### Task details:
With the images removed, repeat the data below exactly.

### Dataset records on visual material:
**********
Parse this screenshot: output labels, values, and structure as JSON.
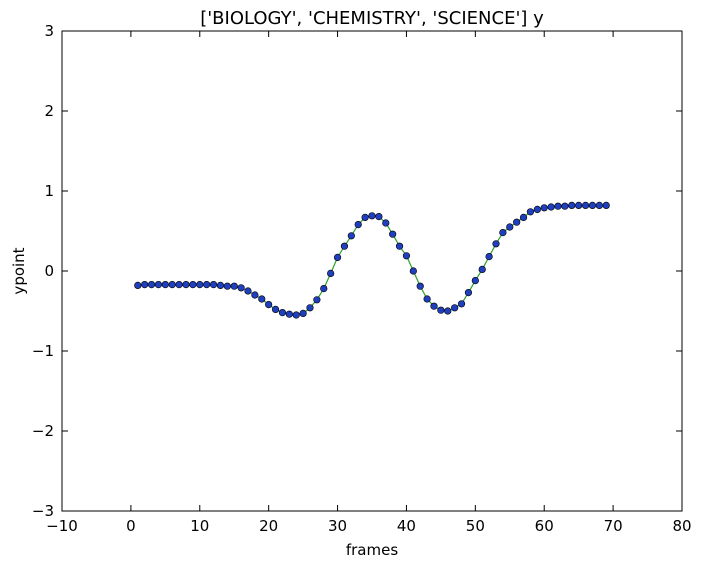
{
  "chart_data": {
    "type": "line",
    "title": "['BIOLOGY', 'CHEMISTRY', 'SCIENCE'] y",
    "xlabel": "frames",
    "ylabel": "ypoint",
    "xlim": [
      -10,
      80
    ],
    "ylim": [
      -3,
      3
    ],
    "xticks": [
      -10,
      0,
      10,
      20,
      30,
      40,
      50,
      60,
      70,
      80
    ],
    "xtick_labels": [
      "−10",
      "0",
      "10",
      "20",
      "30",
      "40",
      "50",
      "60",
      "70",
      "80"
    ],
    "yticks": [
      -3,
      -2,
      -1,
      0,
      1,
      2,
      3
    ],
    "ytick_labels": [
      "−3",
      "−2",
      "−1",
      "0",
      "1",
      "2",
      "3"
    ],
    "grid": false,
    "line_color": "#2ca02c",
    "marker_color": "#1f3fbf",
    "x": [
      1,
      2,
      3,
      4,
      5,
      6,
      7,
      8,
      9,
      10,
      11,
      12,
      13,
      14,
      15,
      16,
      17,
      18,
      19,
      20,
      21,
      22,
      23,
      24,
      25,
      26,
      27,
      28,
      29,
      30,
      31,
      32,
      33,
      34,
      35,
      36,
      37,
      38,
      39,
      40,
      41,
      42,
      43,
      44,
      45,
      46,
      47,
      48,
      49,
      50,
      51,
      52,
      53,
      54,
      55,
      56,
      57,
      58,
      59,
      60,
      61,
      62,
      63,
      64,
      65,
      66,
      67,
      68,
      69
    ],
    "y": [
      -0.18,
      -0.17,
      -0.17,
      -0.17,
      -0.17,
      -0.17,
      -0.17,
      -0.17,
      -0.17,
      -0.17,
      -0.17,
      -0.17,
      -0.18,
      -0.19,
      -0.19,
      -0.21,
      -0.25,
      -0.3,
      -0.35,
      -0.42,
      -0.48,
      -0.52,
      -0.54,
      -0.55,
      -0.53,
      -0.46,
      -0.36,
      -0.22,
      -0.03,
      0.17,
      0.31,
      0.44,
      0.58,
      0.67,
      0.69,
      0.68,
      0.6,
      0.46,
      0.31,
      0.19,
      0.0,
      -0.19,
      -0.35,
      -0.44,
      -0.49,
      -0.5,
      -0.46,
      -0.41,
      -0.27,
      -0.12,
      0.02,
      0.18,
      0.34,
      0.48,
      0.55,
      0.61,
      0.67,
      0.74,
      0.77,
      0.79,
      0.8,
      0.81,
      0.81,
      0.82,
      0.82,
      0.82,
      0.82,
      0.82,
      0.82
    ]
  }
}
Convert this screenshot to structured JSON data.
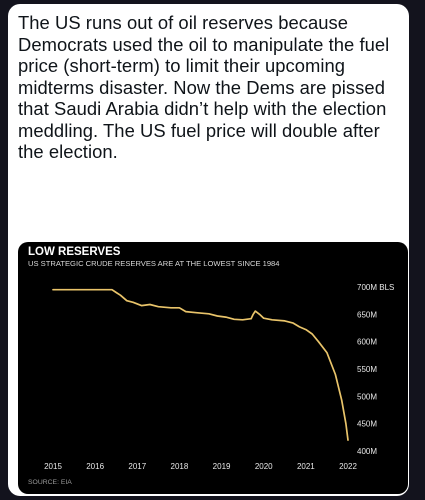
{
  "tweet": {
    "text": "The US runs out of oil reserves because Democrats used the oil to manipulate the fuel price (short-term) to limit their upcoming midterms disaster. Now the Dems are pissed that Saudi Arabia didn’t help with the election meddling. The US fuel price will double after the election."
  },
  "colors": {
    "page_background": "#13131d",
    "card_background": "#ffffff",
    "chart_background": "#000000",
    "line_color": "#e9c46a",
    "text_color": "#0f1419"
  },
  "chart_data": {
    "type": "line",
    "title": "LOW RESERVES",
    "subtitle": "US STRATEGIC CRUDE RESERVES ARE AT THE LOWEST SINCE 1984",
    "source": "SOURCE: EIA",
    "xlabel": "",
    "ylabel": "",
    "xlim": [
      2015,
      2022
    ],
    "ylim": [
      400,
      700
    ],
    "grid": false,
    "x_ticks": [
      "2015",
      "2016",
      "2017",
      "2018",
      "2019",
      "2020",
      "2021",
      "2022"
    ],
    "x_tick_values": [
      2015,
      2016,
      2017,
      2018,
      2019,
      2020,
      2021,
      2022
    ],
    "y_ticks": [
      "700M BLS",
      "650M",
      "600M",
      "550M",
      "500M",
      "450M",
      "400M"
    ],
    "y_tick_values": [
      700,
      650,
      600,
      550,
      500,
      450,
      400
    ],
    "series": [
      {
        "name": "",
        "x": [
          2015.0,
          2015.5,
          2016.0,
          2016.4,
          2016.5,
          2016.6,
          2016.75,
          2016.9,
          2017.1,
          2017.3,
          2017.5,
          2017.8,
          2018.0,
          2018.15,
          2018.4,
          2018.7,
          2018.9,
          2019.1,
          2019.3,
          2019.5,
          2019.7,
          2019.75,
          2019.8,
          2019.9,
          2020.0,
          2020.2,
          2020.5,
          2020.7,
          2020.85,
          2021.0,
          2021.15,
          2021.3,
          2021.5,
          2021.7,
          2021.85,
          2021.95,
          2022.0
        ],
        "y": [
          695,
          695,
          695,
          695,
          690,
          685,
          675,
          672,
          666,
          668,
          664,
          662,
          662,
          655,
          653,
          651,
          647,
          645,
          641,
          640,
          642,
          650,
          656,
          650,
          643,
          640,
          638,
          634,
          627,
          622,
          614,
          600,
          580,
          540,
          493,
          450,
          420
        ]
      }
    ]
  }
}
**********
### Answer to this problem:
Parse this screenshot: output labels, values, and structure as JSON.
{
  "chart_data": {
    "type": "line",
    "title": "['BIOLOGY', 'CHEMISTRY', 'SCIENCE'] y",
    "xlabel": "frames",
    "ylabel": "ypoint",
    "xlim": [
      -10,
      80
    ],
    "ylim": [
      -3,
      3
    ],
    "xticks": [
      -10,
      0,
      10,
      20,
      30,
      40,
      50,
      60,
      70,
      80
    ],
    "xtick_labels": [
      "−10",
      "0",
      "10",
      "20",
      "30",
      "40",
      "50",
      "60",
      "70",
      "80"
    ],
    "yticks": [
      -3,
      -2,
      -1,
      0,
      1,
      2,
      3
    ],
    "ytick_labels": [
      "−3",
      "−2",
      "−1",
      "0",
      "1",
      "2",
      "3"
    ],
    "grid": false,
    "line_color": "#2ca02c",
    "marker_color": "#1f3fbf",
    "x": [
      1,
      2,
      3,
      4,
      5,
      6,
      7,
      8,
      9,
      10,
      11,
      12,
      13,
      14,
      15,
      16,
      17,
      18,
      19,
      20,
      21,
      22,
      23,
      24,
      25,
      26,
      27,
      28,
      29,
      30,
      31,
      32,
      33,
      34,
      35,
      36,
      37,
      38,
      39,
      40,
      41,
      42,
      43,
      44,
      45,
      46,
      47,
      48,
      49,
      50,
      51,
      52,
      53,
      54,
      55,
      56,
      57,
      58,
      59,
      60,
      61,
      62,
      63,
      64,
      65,
      66,
      67,
      68,
      69
    ],
    "y": [
      -0.18,
      -0.17,
      -0.17,
      -0.17,
      -0.17,
      -0.17,
      -0.17,
      -0.17,
      -0.17,
      -0.17,
      -0.17,
      -0.17,
      -0.18,
      -0.19,
      -0.19,
      -0.21,
      -0.25,
      -0.3,
      -0.35,
      -0.42,
      -0.48,
      -0.52,
      -0.54,
      -0.55,
      -0.53,
      -0.46,
      -0.36,
      -0.22,
      -0.03,
      0.17,
      0.31,
      0.44,
      0.58,
      0.67,
      0.69,
      0.68,
      0.6,
      0.46,
      0.31,
      0.19,
      0.0,
      -0.19,
      -0.35,
      -0.44,
      -0.49,
      -0.5,
      -0.46,
      -0.41,
      -0.27,
      -0.12,
      0.02,
      0.18,
      0.34,
      0.48,
      0.55,
      0.61,
      0.67,
      0.74,
      0.77,
      0.79,
      0.8,
      0.81,
      0.81,
      0.82,
      0.82,
      0.82,
      0.82,
      0.82,
      0.82
    ]
  }
}
Convert this screenshot to structured JSON data.
{
  "tweet": {
    "text": "The US runs out of oil reserves because Democrats used the oil to manipulate the fuel price (short-term) to limit their upcoming midterms disaster. Now the Dems are pissed that Saudi Arabia didn’t help with the election meddling. The US fuel price will double after the election."
  },
  "colors": {
    "page_background": "#13131d",
    "card_background": "#ffffff",
    "chart_background": "#000000",
    "line_color": "#e9c46a",
    "text_color": "#0f1419"
  },
  "chart_data": {
    "type": "line",
    "title": "LOW RESERVES",
    "subtitle": "US STRATEGIC CRUDE RESERVES ARE AT THE LOWEST SINCE 1984",
    "source": "SOURCE: EIA",
    "xlabel": "",
    "ylabel": "",
    "xlim": [
      2015,
      2022
    ],
    "ylim": [
      400,
      700
    ],
    "grid": false,
    "x_ticks": [
      "2015",
      "2016",
      "2017",
      "2018",
      "2019",
      "2020",
      "2021",
      "2022"
    ],
    "x_tick_values": [
      2015,
      2016,
      2017,
      2018,
      2019,
      2020,
      2021,
      2022
    ],
    "y_ticks": [
      "700M BLS",
      "650M",
      "600M",
      "550M",
      "500M",
      "450M",
      "400M"
    ],
    "y_tick_values": [
      700,
      650,
      600,
      550,
      500,
      450,
      400
    ],
    "series": [
      {
        "name": "",
        "x": [
          2015.0,
          2015.5,
          2016.0,
          2016.4,
          2016.5,
          2016.6,
          2016.75,
          2016.9,
          2017.1,
          2017.3,
          2017.5,
          2017.8,
          2018.0,
          2018.15,
          2018.4,
          2018.7,
          2018.9,
          2019.1,
          2019.3,
          2019.5,
          2019.7,
          2019.75,
          2019.8,
          2019.9,
          2020.0,
          2020.2,
          2020.5,
          2020.7,
          2020.85,
          2021.0,
          2021.15,
          2021.3,
          2021.5,
          2021.7,
          2021.85,
          2021.95,
          2022.0
        ],
        "y": [
          695,
          695,
          695,
          695,
          690,
          685,
          675,
          672,
          666,
          668,
          664,
          662,
          662,
          655,
          653,
          651,
          647,
          645,
          641,
          640,
          642,
          650,
          656,
          650,
          643,
          640,
          638,
          634,
          627,
          622,
          614,
          600,
          580,
          540,
          493,
          450,
          420
        ]
      }
    ]
  }
}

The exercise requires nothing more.